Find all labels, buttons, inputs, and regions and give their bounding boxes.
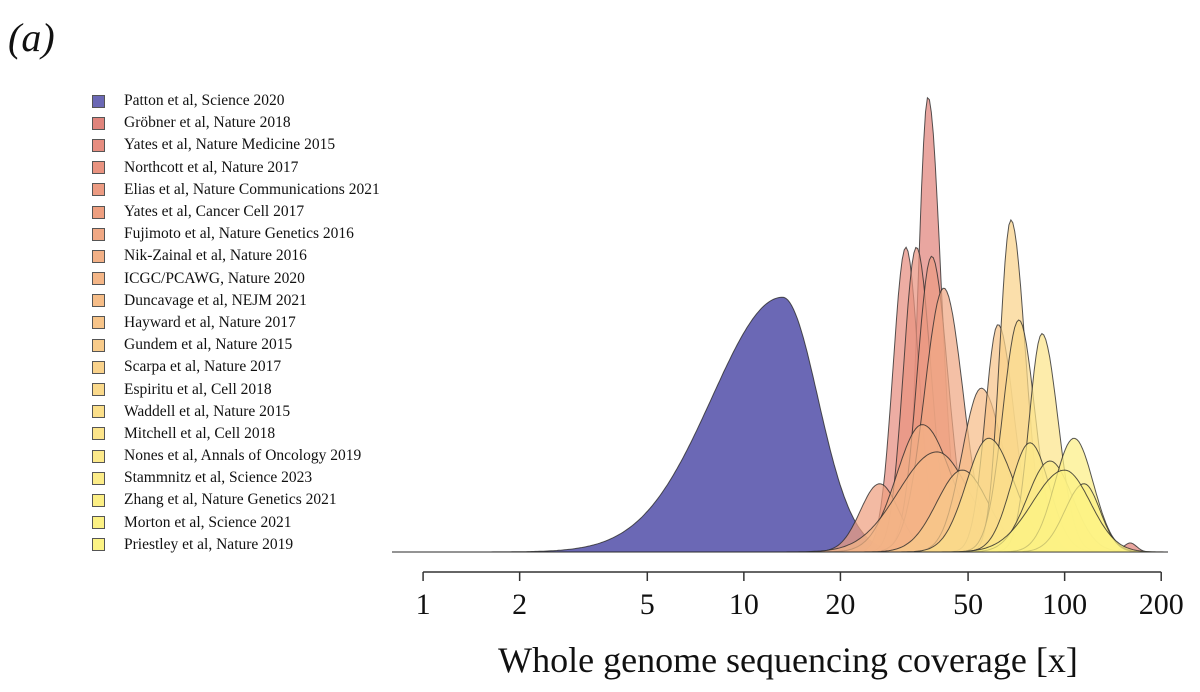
x-axis-label: Whole genome sequencing coverage [x] [498,640,1078,680]
legend-item: Mitchell et al, Cell 2018 [92,423,442,445]
legend-item: Duncavage et al, NEJM 2021 [92,290,442,312]
legend-swatch [92,427,105,441]
legend-item: Gundem et al, Nature 2015 [92,334,442,356]
legend-item: Morton et al, Science 2021 [92,512,442,534]
legend-swatch [92,116,105,130]
legend-item: Fujimoto et al, Nature Genetics 2016 [92,223,442,245]
legend-item: Hayward et al, Nature 2017 [92,312,442,334]
legend-label: Mitchell et al, Cell 2018 [124,424,276,442]
legend-item: Waddell et al, Nature 2015 [92,401,442,423]
legend-label: Gröbner et al, Nature 2018 [124,114,291,132]
x-tick-label: 20 [825,588,855,621]
legend-item: Nones et al, Annals of Oncology 2019 [92,445,442,467]
legend-swatch [92,538,105,552]
x-tick-label: 100 [1042,588,1087,621]
legend-swatch [92,493,105,507]
legend-swatch [92,360,105,374]
x-axis: 1 2 5 10 20 50 100 200 [416,571,1184,621]
legend-swatch [92,205,105,219]
legend-label: Hayward et al, Nature 2017 [124,313,296,331]
legend-label: Elias et al, Nature Communications 2021 [124,180,380,198]
legend-label: Stammnitz et al, Science 2023 [124,469,313,487]
legend-swatch [92,138,105,152]
legend-item: Priestley et al, Nature 2019 [92,534,442,556]
legend-label: Nones et al, Annals of Oncology 2019 [124,447,362,465]
legend-item: Yates et al, Cancer Cell 2017 [92,201,442,223]
legend-label: Yates et al, Nature Medicine 2015 [124,136,336,154]
legend-label: Patton et al, Science 2020 [124,92,285,110]
legend-swatch [92,316,105,330]
legend-item: Stammnitz et al, Science 2023 [92,467,442,489]
legend-swatch [92,272,105,286]
x-tick-label: 200 [1139,588,1184,621]
legend-item: Northcott et al, Nature 2017 [92,157,442,179]
legend-item: Zhang et al, Nature Genetics 2021 [92,489,442,511]
legend-item: Yates et al, Nature Medicine 2015 [92,134,442,156]
x-tick-label: 1 [416,588,431,621]
density-area-series [392,469,1168,553]
x-tick-label: 2 [512,588,527,621]
legend-swatch [92,338,105,352]
legend-swatch [92,161,105,175]
legend-label: Espiritu et al, Cell 2018 [124,380,272,398]
legend-label: Scarpa et al, Nature 2017 [124,358,282,376]
legend-label: Zhang et al, Nature Genetics 2021 [124,491,337,509]
legend-item: Scarpa et al, Nature 2017 [92,356,442,378]
legend-swatch [92,94,105,108]
legend-item: ICGC/PCAWG, Nature 2020 [92,268,442,290]
legend-swatch [92,516,105,530]
legend-label: Waddell et al, Nature 2015 [124,402,291,420]
legend-swatch [92,183,105,197]
legend-label: Yates et al, Cancer Cell 2017 [124,203,305,221]
x-tick-label: 50 [953,588,983,621]
legend-label: ICGC/PCAWG, Nature 2020 [124,269,305,287]
legend-swatch [92,294,105,308]
x-tick-label: 10 [729,588,759,621]
legend-swatch [92,383,105,397]
legend-swatch [92,449,105,463]
legend-swatch [92,227,105,241]
legend-label: Nik-Zainal et al, Nature 2016 [124,247,307,265]
legend-item: Espiritu et al, Cell 2018 [92,378,442,400]
legend-label: Morton et al, Science 2021 [124,513,292,531]
panel-label: (a) [8,15,55,60]
legend-label: Duncavage et al, NEJM 2021 [124,291,307,309]
legend-item: Nik-Zainal et al, Nature 2016 [92,245,442,267]
legend-item: Gröbner et al, Nature 2018 [92,112,442,134]
legend-item: Elias et al, Nature Communications 2021 [92,179,442,201]
legend-item: Patton et al, Science 2020 [92,90,442,112]
legend-label: Gundem et al, Nature 2015 [124,336,293,354]
density-areas [392,96,1168,553]
x-tick-label: 5 [640,588,655,621]
legend-swatch [92,471,105,485]
legend-label: Northcott et al, Nature 2017 [124,158,299,176]
legend-swatch [92,249,105,263]
legend-label: Priestley et al, Nature 2019 [124,535,294,553]
legend-label: Fujimoto et al, Nature Genetics 2016 [124,225,354,243]
legend: Patton et al, Science 2020 Gröbner et al,… [92,90,442,556]
legend-swatch [92,405,105,419]
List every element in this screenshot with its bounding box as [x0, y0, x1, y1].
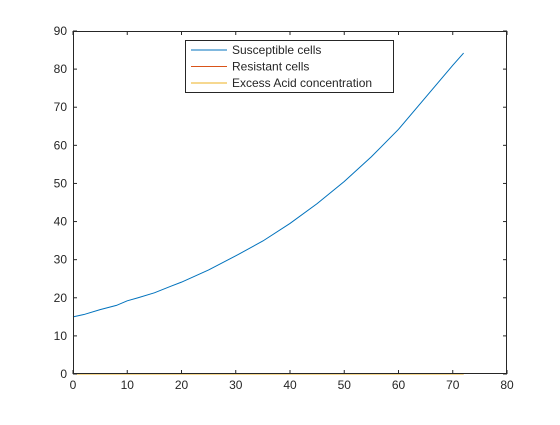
legend-label-0: Susceptible cells — [232, 43, 321, 57]
series-line-0 — [72, 52, 464, 318]
x-tick-label: 10 — [121, 378, 135, 392]
legend-label-2: Excess Acid concentration — [232, 76, 372, 90]
y-tick-label: 50 — [54, 176, 68, 190]
y-tick-label: 70 — [54, 100, 68, 114]
y-tick-label: 40 — [54, 215, 68, 229]
legend-label-1: Resistant cells — [232, 60, 309, 74]
y-tick-label: 60 — [54, 138, 68, 152]
y-tick-label: 90 — [54, 24, 68, 38]
y-tick-label: 80 — [54, 62, 68, 76]
legend: Susceptible cells Resistant cells Excess A… — [185, 40, 394, 93]
x-tick-label: 80 — [500, 378, 514, 392]
x-tick-label: 0 — [70, 378, 77, 392]
x-tick-label: 60 — [392, 378, 406, 392]
x-tick-label: 50 — [338, 378, 352, 392]
x-tick-label: 20 — [175, 378, 189, 392]
y-tick-label: 0 — [60, 367, 67, 381]
axes-layer: 0 10 20 30 40 50 60 70 80 0 10 20 30 40 50 60 70 80 90 — [54, 24, 514, 392]
x-tick-label: 30 — [229, 378, 243, 392]
y-tick-label: 20 — [54, 291, 68, 305]
x-tick-label: 40 — [283, 378, 297, 392]
y-tick-label: 30 — [54, 253, 68, 267]
y-tick-label: 10 — [54, 329, 68, 343]
x-tick-label: 70 — [446, 378, 460, 392]
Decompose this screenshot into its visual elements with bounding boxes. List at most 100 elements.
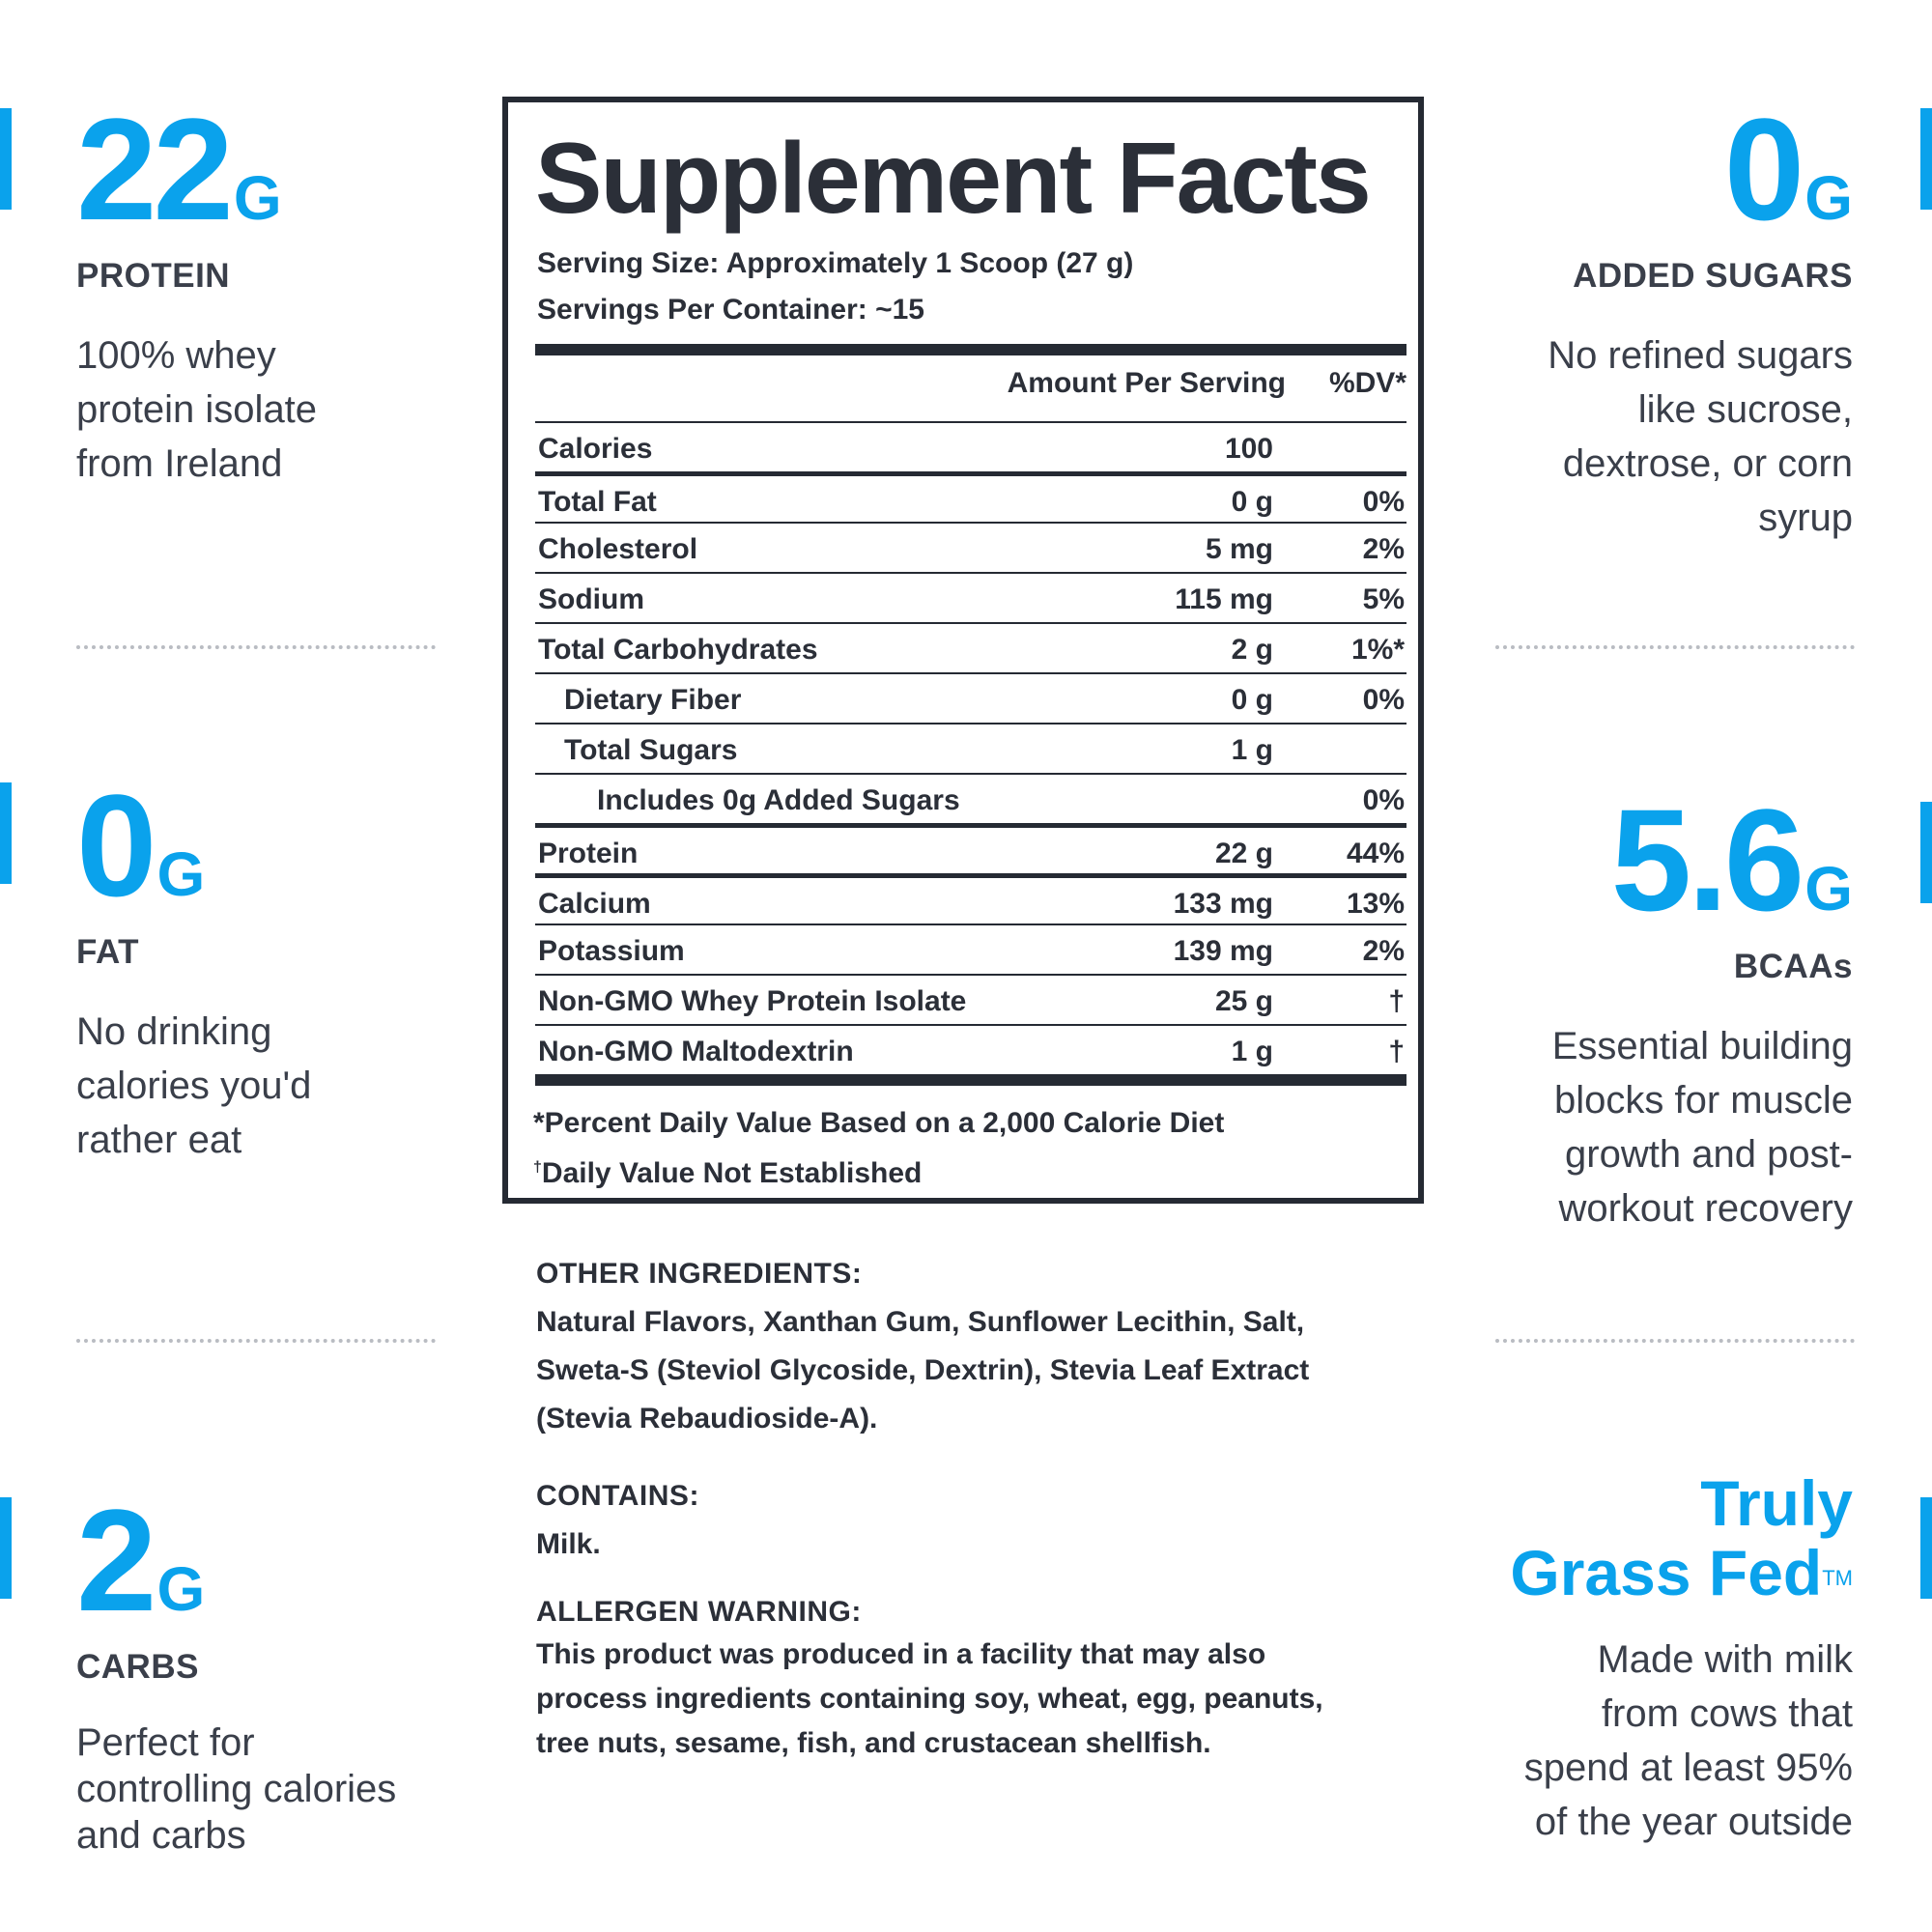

▶ ASSIGNMENT
The records above need to be printed in full and exactly, without any of the pictures.

▶ RESULT FOR THIS EXERCISE
Find all labels, buttons, inputs, and regions and give their bounding boxes.
x-axis-label: Whole genome sequencing coverage [x] [498,640,1078,680]
legend-item: Mitchell et al, Cell 2018 [92,423,442,445]
legend-item: Duncavage et al, NEJM 2021 [92,290,442,312]
legend-swatch [92,427,105,441]
legend-item: Gundem et al, Nature 2015 [92,334,442,356]
legend-item: Morton et al, Science 2021 [92,512,442,534]
legend-swatch [92,116,105,130]
legend-item: Fujimoto et al, Nature Genetics 2016 [92,223,442,245]
legend-item: Hayward et al, Nature 2017 [92,312,442,334]
legend-label: Mitchell et al, Cell 2018 [124,424,276,442]
legend-item: Waddell et al, Nature 2015 [92,401,442,423]
legend-label: Gröbner et al, Nature 2018 [124,114,291,132]
x-tick-label: 20 [825,588,855,621]
legend-item: Nones et al, Annals of Oncology 2019 [92,445,442,467]
legend-swatch [92,538,105,552]
x-tick-label: 100 [1042,588,1087,621]
legend-swatch [92,493,105,507]
legend-swatch [92,360,105,374]
x-axis: 1 2 5 10 20 50 100 200 [416,571,1184,621]
legend-swatch [92,205,105,219]
legend-label: Hayward et al, Nature 2017 [124,313,296,331]
legend-label: Elias et al, Nature Communications 2021 [124,180,380,198]
legend-label: Stammnitz et al, Science 2023 [124,469,313,487]
legend-swatch [92,138,105,152]
legend-item: Priestley et al, Nature 2019 [92,534,442,556]
legend-label: Nones et al, Annals of Oncology 2019 [124,447,362,465]
legend-item: Yates et al, Cancer Cell 2017 [92,201,442,223]
legend-label: Yates et al, Nature Medicine 2015 [124,136,336,154]
legend-label: Patton et al, Science 2020 [124,92,285,110]
legend-swatch [92,316,105,330]
legend-item: Stammnitz et al, Science 2023 [92,467,442,489]
legend-swatch [92,272,105,286]
x-tick-label: 200 [1139,588,1184,621]
legend-item: Northcott et al, Nature 2017 [92,157,442,179]
legend-item: Zhang et al, Nature Genetics 2021 [92,489,442,511]
legend-item: Yates et al, Nature Medicine 2015 [92,134,442,156]
x-tick-label: 1 [416,588,431,621]
density-area-series [392,469,1168,553]
x-tick-label: 2 [512,588,527,621]
legend-swatch [92,338,105,352]
legend-swatch [92,161,105,175]
legend-label: Espiritu et al, Cell 2018 [124,380,272,398]
legend-label: Scarpa et al, Nature 2017 [124,358,282,376]
legend-label: Zhang et al, Nature Genetics 2021 [124,491,337,509]
legend-item: Scarpa et al, Nature 2017 [92,356,442,378]
legend-swatch [92,94,105,108]
legend-item: ICGC/PCAWG, Nature 2020 [92,268,442,290]
legend-swatch [92,516,105,530]
legend-label: Waddell et al, Nature 2015 [124,402,291,420]
legend-swatch [92,183,105,197]
legend-label: Yates et al, Cancer Cell 2017 [124,203,305,221]
x-tick-label: 50 [953,588,983,621]
legend-label: ICGC/PCAWG, Nature 2020 [124,269,305,287]
legend-swatch [92,294,105,308]
x-tick-label: 10 [729,588,759,621]
legend-swatch [92,383,105,397]
legend-swatch [92,449,105,463]
legend-swatch [92,227,105,241]
legend-label: Nik-Zainal et al, Nature 2016 [124,247,307,265]
legend-item: Espiritu et al, Cell 2018 [92,378,442,400]
legend-label: Morton et al, Science 2021 [124,513,292,531]
panel-label: (a) [8,15,55,60]
legend-label: Duncavage et al, NEJM 2021 [124,291,307,309]
legend-item: Nik-Zainal et al, Nature 2016 [92,245,442,267]
legend-item: Gröbner et al, Nature 2018 [92,112,442,134]
legend-item: Elias et al, Nature Communications 2021 [92,179,442,201]
legend-item: Patton et al, Science 2020 [92,90,442,112]
legend-label: Gundem et al, Nature 2015 [124,336,293,354]
density-areas [392,96,1168,553]
x-tick-label: 5 [640,588,655,621]
legend-swatch [92,471,105,485]
legend-label: Northcott et al, Nature 2017 [124,158,299,176]
legend-swatch [92,249,105,263]
legend-label: Priestley et al, Nature 2019 [124,535,294,553]
legend-label: Fujimoto et al, Nature Genetics 2016 [124,225,354,243]
legend: Patton et al, Science 2020 Gröbner et al,… [92,90,442,556]
legend-swatch [92,405,105,419]
List every element in this screenshot with its bounding box as [x0, y0, x1, y1].
legend-label-0: Susceptible cells — [232, 43, 321, 57]
series-line-0 — [72, 52, 464, 318]
x-tick-label: 10 — [121, 378, 135, 392]
legend-label-2: Excess Acid concentration — [232, 76, 372, 90]
y-tick-label: 50 — [54, 176, 68, 190]
y-tick-label: 70 — [54, 100, 68, 114]
y-tick-label: 40 — [54, 215, 68, 229]
legend-label-1: Resistant cells — [232, 60, 309, 74]
y-tick-label: 60 — [54, 138, 68, 152]
y-tick-label: 90 — [54, 24, 68, 38]
y-tick-label: 80 — [54, 62, 68, 76]
legend: Susceptible cells Resistant cells Excess A… — [185, 40, 394, 93]
x-tick-label: 80 — [500, 378, 514, 392]
x-tick-label: 0 — [70, 378, 77, 392]
x-tick-label: 60 — [392, 378, 406, 392]
x-tick-label: 50 — [338, 378, 352, 392]
x-tick-label: 20 — [175, 378, 189, 392]
y-tick-label: 0 — [60, 367, 67, 381]
axes-layer: 0 10 20 30 40 50 60 70 80 0 10 20 30 40 50 60 70 80 90 — [54, 24, 514, 392]
x-tick-label: 30 — [229, 378, 243, 392]
y-tick-label: 20 — [54, 291, 68, 305]
x-tick-label: 40 — [283, 378, 297, 392]
y-tick-label: 30 — [54, 253, 68, 267]
y-tick-label: 10 — [54, 329, 68, 343]
x-tick-label: 70 — [446, 378, 460, 392]
Decompose this screenshot into its visual elements with bounding boxes. List at most 100 elements.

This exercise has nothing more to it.